• KERJAKAN BERIKUT INI:
A - Gandakan persis bagian teks tentang kepatuhan hukum, mulai dari "Dari ketiga faktor" dan terus sampai "pada peraturan tersebut.".
B - Tulis ulang baris-baris pada daftar, mulai dari baris yang memuat "plus-icon [34,742,43,751]" dan terus sampai baris yang memuat "remove-entity-icon[interactable]: ✖ [409,535,437,571]", dengan mengganti "remove-entity-icon" menjadi "delete-entity-icon" tanpa mengubah hal lain. Berikan hanya baris-baris tersebut.

Faktor ketiga adalah internalization, pada tahap ini seseorang mematuhi kaidah hukum karena secara instrinsik kepatuhan tadi mempunyai imbalan. Isi kaidah tersebut adalah sesuai dengan nilai-nilainya dari pribadi yang bersangkutan atau karena ia mengubah nilai-nilai yang semula dianutnya. Hasil dari proses tersebut adalah suatu konformitas yang didasarkan pada motivasi secara instrinsik. Titik sentral pada kekuatan proses ini adalah kepercayaan orang tadi terhadap tujuan dari kaidah-kaidah yang bersangkutan, terlepas dari pengaruh atau nilai-nilainya terhadap kelompok atau pemegang kekuasaan maupun pengawasannya. Tahap ini merupakan derajat kepatuhan tertinggi, dimana ketaatan itu timbul karena hukum yang berlaku sesuai dengan nilai-nilai yang dianut.

"The Acceptance by an individual of a rule or behavior because he finds its content intrinsically rewarding...the content is congruent with a person's values either because his values changed and adapted to the inevitadble" (Penerimaan oleh individu atas suatu aturan atau perilaku karena dia menemukan kontennya secara instrinsik memberi penghargaan ...konten tersebut sesuai dengan nilai-nilai seseorang baik karena nilai-nilainya berubah dan disesuaikan dengan yang tak terhindarkan).

Dari ketiga faktor kepatuhan menurut Soekanto diatas disimpulkan bahwa tipe compliance adalah bentuk kepatuhan karena adanya sanksi bagi pelanggar aturan, sedangkan tipe identification, adalah bentuk kepatuhan karena untuk mempertahankan hubungan yang menyenangkan dengan orang atau kelompok lain. Terakhir tipe internalization, adalah bentuk kepatuhan disebabkan masyarakat mengetahui tujuan dan fungsi dari kaidah hukum tersebut sehingga patuh pada peraturan tersebut.

Kaitannya dengan Program Penilaian Kepatuhan  pada Undang-Undang Pelayanan Publik, Ombudsman mengharapkan penyelenggara pelayanan publik patuh karena mengetahui tujuan dan fungsi dari diterbitkannya Undang-Undang Pelayanan Publik sebagaimana disebutkan pada awal tulisan di atas terkait tujuan dari Undang-Undang ini dibuat.

(Data hasil ekstraksi)
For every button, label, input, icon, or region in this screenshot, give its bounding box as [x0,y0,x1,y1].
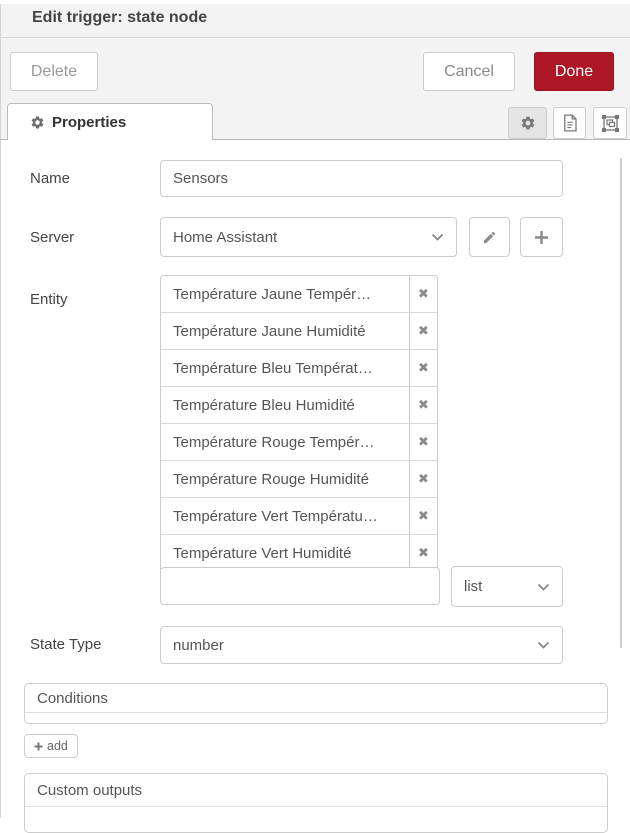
plus-icon [34,742,43,751]
dialog-title: Edit trigger: state node [32,9,208,26]
properties-tab-button[interactable] [508,107,547,139]
state-type-value: number [173,636,224,654]
server-label: Server [30,229,75,246]
entity-item-label: Température Vert Températu… [173,507,378,525]
add-server-button[interactable] [520,217,563,257]
gear-icon [30,115,45,130]
state-type-select[interactable]: number [160,626,563,664]
entity-list-item: Température Rouge Humidité ✖ [161,461,437,498]
entity-item-label: Température Rouge Humidité [173,470,369,488]
remove-entity-icon[interactable]: ✖ [409,350,437,386]
entity-item-label: Température Bleu Températ… [173,359,373,377]
entity-mode-value: list [464,578,483,595]
document-icon [562,114,578,132]
vertical-scrollbar[interactable] [620,158,622,648]
done-button[interactable]: Done [534,52,614,91]
entity-item-label: Température Jaune Tempér… [173,285,372,303]
remove-entity-icon[interactable]: ✖ [409,387,437,423]
entity-list-item: Température Vert Humidité ✖ [161,535,437,571]
entity-list-item: Température Bleu Températ… ✖ [161,350,437,387]
remove-entity-icon[interactable]: ✖ [409,535,437,571]
custom-outputs-panel-header: Custom outputs [25,774,607,807]
dialog-left-border [0,4,1,818]
entity-list-item: Température Vert Températu… ✖ [161,498,437,535]
chevron-down-icon [431,233,444,241]
entity-item-label: Température Vert Humidité [173,544,352,562]
remove-entity-icon[interactable]: ✖ [409,461,437,497]
entity-list-item: Température Rouge Tempér… ✖ [161,424,437,461]
entity-item-label: Température Rouge Tempér… [173,433,375,451]
remove-entity-icon[interactable]: ✖ [409,498,437,534]
chevron-down-icon [537,641,550,649]
conditions-panel: Conditions [24,683,608,724]
remove-entity-icon[interactable]: ✖ [409,276,437,312]
state-type-label: State Type [30,636,102,653]
chevron-down-icon [537,583,550,591]
tab-properties-label: Properties [52,113,127,131]
appearance-tab-button[interactable] [593,107,627,139]
pencil-icon [482,230,497,245]
custom-outputs-panel: Custom outputs [24,773,608,833]
gear-icon [520,115,536,131]
add-condition-label: add [47,739,68,753]
tab-properties[interactable]: Properties [7,103,213,140]
entity-item-label: Température Jaune Humidité [173,322,366,340]
entity-add-input[interactable] [160,567,440,605]
description-tab-button[interactable] [553,107,586,139]
name-label: Name [30,170,71,187]
entity-mode-select[interactable]: list [451,566,563,607]
server-select[interactable]: Home Assistant [160,217,457,257]
edit-server-button[interactable] [469,217,510,257]
remove-entity-icon[interactable]: ✖ [409,424,437,460]
entity-item-label: Température Bleu Humidité [173,396,355,414]
conditions-panel-header: Conditions [25,684,607,713]
entity-list-item: Température Bleu Humidité ✖ [161,387,437,424]
cancel-button[interactable]: Cancel [423,52,515,91]
object-group-icon [601,114,619,132]
entity-label: Entity [30,291,68,308]
name-input[interactable] [160,160,563,197]
tabbar-divider [0,139,630,140]
plus-icon [534,230,549,245]
entity-list-item: Température Jaune Tempér… ✖ [161,276,437,313]
entity-list-item: Température Jaune Humidité ✖ [161,313,437,350]
title-divider [0,37,630,38]
add-condition-button[interactable]: add [24,734,78,758]
remove-entity-icon[interactable]: ✖ [409,313,437,349]
entity-list: Température Jaune Tempér… ✖ Température Ja… [160,275,438,572]
delete-button[interactable]: Delete [10,52,98,91]
server-select-value: Home Assistant [173,228,278,246]
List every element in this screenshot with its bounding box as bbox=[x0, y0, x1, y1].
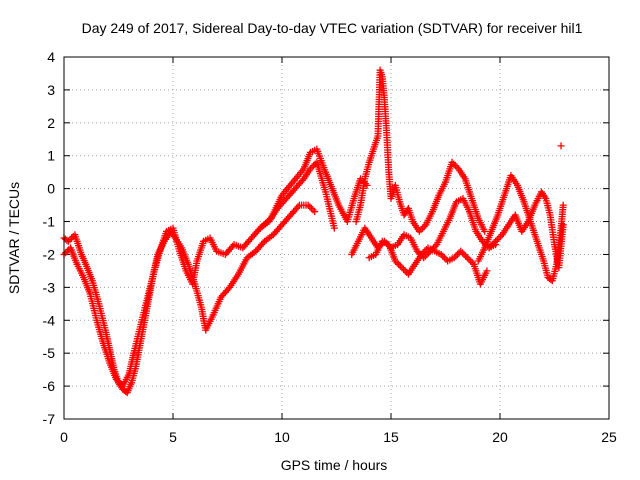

• PENYELESAIAN TUGAS:
A -
Dari ketiga faktor kepatuhan menurut Soekanto diatas disimpulkan bahwa tipe compliance adalah bentuk kepatuhan karena adanya sanksi bagi pelanggar aturan, sedangkan tipe identification, adalah bentuk kepatuhan karena untuk mempertahankan hubungan yang menyenangkan dengan orang atau kelompok lain. Terakhir tipe internalization, adalah bentuk kepatuhan disebabkan masyarakat mengetahui tujuan dan fungsi dari kaidah hukum tersebut sehingga patuh pada peraturan tersebut.

B -
plus-icon [34,742,43,751]
dialog-title: Edit trigger: state node [32,9,208,26]
properties-tab-button[interactable] [508,107,547,139]
state-type-value: number [173,636,224,654]
server-label: Server [30,229,75,246]
entity-item-label: Température Vert Températu… [173,507,378,525]
add-server-button[interactable] [520,217,563,257]
gear-icon [30,115,45,130]
state-type-select[interactable]: number [160,626,563,664]
entity-list-item: Température Rouge Humidité ✖ [161,461,437,498]
entity-item-label: Température Rouge Humidité [173,470,369,488]
delete-entity-icon[interactable]: ✖ [409,350,437,386]
entity-item-label: Température Bleu Températ… [173,359,373,377]
entity-mode-value: list [464,578,483,595]
document-icon [562,114,578,132]
vertical-scrollbar[interactable] [620,158,622,648]
done-button[interactable]: Done [534,52,614,91]
entity-item-label: Température Jaune Tempér… [173,285,372,303]
delete-entity-icon[interactable]: ✖ [409,387,437,423]
entity-list-item: Température Vert Humidité ✖ [161,535,437,571]
entity-list-item: Température Bleu Températ… ✖ [161,350,437,387]
delete-entity-icon[interactable]: ✖ [409,535,437,571]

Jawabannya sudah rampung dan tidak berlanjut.